Where a line of the material contains the string "appears", copy that line.

= = =

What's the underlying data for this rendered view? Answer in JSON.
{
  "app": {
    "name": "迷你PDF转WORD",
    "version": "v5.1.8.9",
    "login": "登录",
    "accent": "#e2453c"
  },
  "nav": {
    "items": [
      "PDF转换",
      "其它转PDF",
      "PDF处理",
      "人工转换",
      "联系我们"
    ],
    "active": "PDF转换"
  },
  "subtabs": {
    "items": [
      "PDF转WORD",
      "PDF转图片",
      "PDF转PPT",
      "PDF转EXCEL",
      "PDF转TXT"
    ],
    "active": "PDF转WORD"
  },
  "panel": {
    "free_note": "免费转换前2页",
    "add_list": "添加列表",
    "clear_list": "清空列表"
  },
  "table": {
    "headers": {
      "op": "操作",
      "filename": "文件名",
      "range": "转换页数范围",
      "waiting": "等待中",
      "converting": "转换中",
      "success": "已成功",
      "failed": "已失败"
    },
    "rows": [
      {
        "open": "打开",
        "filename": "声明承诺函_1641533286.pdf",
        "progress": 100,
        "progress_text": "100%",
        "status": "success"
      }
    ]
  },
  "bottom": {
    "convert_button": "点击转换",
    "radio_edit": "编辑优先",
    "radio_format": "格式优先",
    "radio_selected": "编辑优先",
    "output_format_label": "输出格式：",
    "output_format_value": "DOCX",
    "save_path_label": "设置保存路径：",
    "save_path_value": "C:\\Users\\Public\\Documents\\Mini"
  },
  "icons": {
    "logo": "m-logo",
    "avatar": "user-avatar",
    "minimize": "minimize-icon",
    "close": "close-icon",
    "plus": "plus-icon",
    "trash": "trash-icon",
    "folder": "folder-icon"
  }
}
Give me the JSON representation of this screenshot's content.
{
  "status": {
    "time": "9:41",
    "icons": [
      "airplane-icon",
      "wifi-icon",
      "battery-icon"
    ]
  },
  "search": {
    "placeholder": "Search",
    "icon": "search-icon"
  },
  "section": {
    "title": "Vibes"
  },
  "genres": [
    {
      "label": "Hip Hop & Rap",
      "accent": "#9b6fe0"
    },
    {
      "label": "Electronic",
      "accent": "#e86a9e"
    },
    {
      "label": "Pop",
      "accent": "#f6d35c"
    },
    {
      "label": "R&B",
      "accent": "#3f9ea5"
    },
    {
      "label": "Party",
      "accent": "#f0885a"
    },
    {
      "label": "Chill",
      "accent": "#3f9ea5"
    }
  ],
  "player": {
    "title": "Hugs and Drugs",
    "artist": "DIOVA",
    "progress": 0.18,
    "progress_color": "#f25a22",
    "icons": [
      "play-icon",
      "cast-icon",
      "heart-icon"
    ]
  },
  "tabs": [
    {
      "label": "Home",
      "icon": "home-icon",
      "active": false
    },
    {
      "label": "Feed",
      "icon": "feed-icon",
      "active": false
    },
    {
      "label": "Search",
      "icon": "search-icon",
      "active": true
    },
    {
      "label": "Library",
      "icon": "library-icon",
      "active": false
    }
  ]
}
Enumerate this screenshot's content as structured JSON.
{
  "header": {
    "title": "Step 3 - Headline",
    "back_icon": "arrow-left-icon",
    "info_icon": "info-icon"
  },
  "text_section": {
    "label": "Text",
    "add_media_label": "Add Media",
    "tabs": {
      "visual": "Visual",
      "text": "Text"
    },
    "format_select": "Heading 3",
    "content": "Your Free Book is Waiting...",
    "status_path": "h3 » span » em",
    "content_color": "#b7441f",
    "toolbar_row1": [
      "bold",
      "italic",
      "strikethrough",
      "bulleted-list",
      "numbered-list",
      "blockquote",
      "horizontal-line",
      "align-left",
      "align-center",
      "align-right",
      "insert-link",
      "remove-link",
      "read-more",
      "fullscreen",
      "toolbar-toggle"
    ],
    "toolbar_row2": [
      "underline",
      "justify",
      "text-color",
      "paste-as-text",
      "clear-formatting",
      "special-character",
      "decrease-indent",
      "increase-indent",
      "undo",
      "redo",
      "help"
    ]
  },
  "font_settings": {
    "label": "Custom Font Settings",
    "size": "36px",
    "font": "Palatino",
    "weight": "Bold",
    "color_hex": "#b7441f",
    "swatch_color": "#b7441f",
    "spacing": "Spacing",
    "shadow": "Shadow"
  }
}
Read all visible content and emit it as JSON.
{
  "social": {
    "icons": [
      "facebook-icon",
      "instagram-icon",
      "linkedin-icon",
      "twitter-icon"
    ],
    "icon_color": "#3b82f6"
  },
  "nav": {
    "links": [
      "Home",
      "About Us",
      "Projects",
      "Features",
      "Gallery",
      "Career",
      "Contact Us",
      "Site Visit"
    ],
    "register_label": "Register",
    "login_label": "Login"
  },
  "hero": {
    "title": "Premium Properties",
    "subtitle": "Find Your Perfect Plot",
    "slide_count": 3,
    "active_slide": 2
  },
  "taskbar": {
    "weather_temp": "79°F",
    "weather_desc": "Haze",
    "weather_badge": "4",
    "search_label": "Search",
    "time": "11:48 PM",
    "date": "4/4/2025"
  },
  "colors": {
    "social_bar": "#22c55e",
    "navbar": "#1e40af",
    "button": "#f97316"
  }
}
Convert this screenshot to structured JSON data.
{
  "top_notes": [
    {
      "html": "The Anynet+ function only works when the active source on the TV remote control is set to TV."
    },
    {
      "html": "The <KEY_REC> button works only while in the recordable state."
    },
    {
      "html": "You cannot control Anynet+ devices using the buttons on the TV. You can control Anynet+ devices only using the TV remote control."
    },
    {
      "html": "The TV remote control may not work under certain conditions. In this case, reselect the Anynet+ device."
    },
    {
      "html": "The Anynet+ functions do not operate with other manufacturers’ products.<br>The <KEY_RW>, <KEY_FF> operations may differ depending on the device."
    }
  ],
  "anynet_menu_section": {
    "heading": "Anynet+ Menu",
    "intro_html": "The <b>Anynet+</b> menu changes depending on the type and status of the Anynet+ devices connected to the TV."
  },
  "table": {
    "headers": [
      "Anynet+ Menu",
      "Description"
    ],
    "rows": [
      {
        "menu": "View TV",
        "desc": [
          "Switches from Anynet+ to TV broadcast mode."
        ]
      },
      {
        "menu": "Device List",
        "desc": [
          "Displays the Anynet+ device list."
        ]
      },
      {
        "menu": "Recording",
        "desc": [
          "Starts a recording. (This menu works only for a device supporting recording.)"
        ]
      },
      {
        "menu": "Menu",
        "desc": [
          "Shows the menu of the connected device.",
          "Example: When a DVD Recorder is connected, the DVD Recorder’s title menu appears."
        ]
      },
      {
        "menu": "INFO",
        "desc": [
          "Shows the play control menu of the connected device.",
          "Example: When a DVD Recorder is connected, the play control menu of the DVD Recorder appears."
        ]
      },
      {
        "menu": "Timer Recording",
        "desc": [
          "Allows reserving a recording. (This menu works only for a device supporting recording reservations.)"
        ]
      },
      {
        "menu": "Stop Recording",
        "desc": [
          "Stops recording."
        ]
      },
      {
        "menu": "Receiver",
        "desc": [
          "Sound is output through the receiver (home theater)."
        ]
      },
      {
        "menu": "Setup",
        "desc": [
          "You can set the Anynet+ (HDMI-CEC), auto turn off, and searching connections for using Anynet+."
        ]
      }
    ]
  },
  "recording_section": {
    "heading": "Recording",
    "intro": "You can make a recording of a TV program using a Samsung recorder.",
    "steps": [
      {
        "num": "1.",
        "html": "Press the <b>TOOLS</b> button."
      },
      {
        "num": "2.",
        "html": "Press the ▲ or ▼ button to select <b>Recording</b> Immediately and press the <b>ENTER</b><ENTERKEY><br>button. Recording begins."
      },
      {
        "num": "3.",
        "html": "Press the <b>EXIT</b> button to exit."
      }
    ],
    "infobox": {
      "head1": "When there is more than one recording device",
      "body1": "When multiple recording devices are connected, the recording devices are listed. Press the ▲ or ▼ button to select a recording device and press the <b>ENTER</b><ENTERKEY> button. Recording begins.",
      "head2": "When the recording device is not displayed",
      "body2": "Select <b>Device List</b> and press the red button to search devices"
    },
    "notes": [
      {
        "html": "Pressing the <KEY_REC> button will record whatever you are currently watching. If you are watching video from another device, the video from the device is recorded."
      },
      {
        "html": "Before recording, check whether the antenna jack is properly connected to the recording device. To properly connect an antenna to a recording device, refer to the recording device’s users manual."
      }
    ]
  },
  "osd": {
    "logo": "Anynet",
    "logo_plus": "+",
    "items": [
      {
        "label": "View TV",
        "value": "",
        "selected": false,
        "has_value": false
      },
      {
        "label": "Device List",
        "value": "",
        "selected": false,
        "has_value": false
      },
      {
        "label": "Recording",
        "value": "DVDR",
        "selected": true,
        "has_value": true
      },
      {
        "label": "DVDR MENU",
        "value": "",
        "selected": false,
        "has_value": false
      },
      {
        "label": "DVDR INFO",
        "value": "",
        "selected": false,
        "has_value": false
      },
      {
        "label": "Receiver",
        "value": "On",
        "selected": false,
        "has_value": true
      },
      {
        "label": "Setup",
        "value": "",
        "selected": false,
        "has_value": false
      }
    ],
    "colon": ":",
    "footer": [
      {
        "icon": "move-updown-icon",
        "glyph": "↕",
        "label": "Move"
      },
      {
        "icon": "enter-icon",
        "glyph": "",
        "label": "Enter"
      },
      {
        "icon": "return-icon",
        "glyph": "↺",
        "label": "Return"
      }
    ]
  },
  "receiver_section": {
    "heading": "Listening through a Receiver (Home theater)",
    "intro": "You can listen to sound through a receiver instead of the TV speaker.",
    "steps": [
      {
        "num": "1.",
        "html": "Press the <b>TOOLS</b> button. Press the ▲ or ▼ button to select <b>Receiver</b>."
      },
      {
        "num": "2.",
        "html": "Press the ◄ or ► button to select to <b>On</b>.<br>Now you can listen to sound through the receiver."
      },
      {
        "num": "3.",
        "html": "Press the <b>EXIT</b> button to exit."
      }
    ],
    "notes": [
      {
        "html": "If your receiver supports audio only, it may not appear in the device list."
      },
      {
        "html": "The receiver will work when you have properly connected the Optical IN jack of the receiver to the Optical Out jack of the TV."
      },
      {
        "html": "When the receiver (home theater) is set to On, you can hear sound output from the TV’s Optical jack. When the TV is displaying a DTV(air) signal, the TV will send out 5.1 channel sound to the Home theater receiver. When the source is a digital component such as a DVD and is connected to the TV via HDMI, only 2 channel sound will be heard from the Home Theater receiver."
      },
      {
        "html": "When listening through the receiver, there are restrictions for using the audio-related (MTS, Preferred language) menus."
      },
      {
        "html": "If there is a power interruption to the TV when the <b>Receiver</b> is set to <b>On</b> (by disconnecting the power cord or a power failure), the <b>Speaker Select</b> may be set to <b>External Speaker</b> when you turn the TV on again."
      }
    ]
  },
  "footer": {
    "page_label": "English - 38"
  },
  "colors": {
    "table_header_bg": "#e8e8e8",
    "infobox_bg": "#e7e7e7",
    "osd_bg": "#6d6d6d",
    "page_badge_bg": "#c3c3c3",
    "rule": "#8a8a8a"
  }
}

= = =

- _WRITTEN SOLUTION_
          "Example: When a DVD Recorder is connected, the DVD Recorder’s title menu appears."
          "Example: When a DVD Recorder is connected, the play control menu of the DVD Recorder appears."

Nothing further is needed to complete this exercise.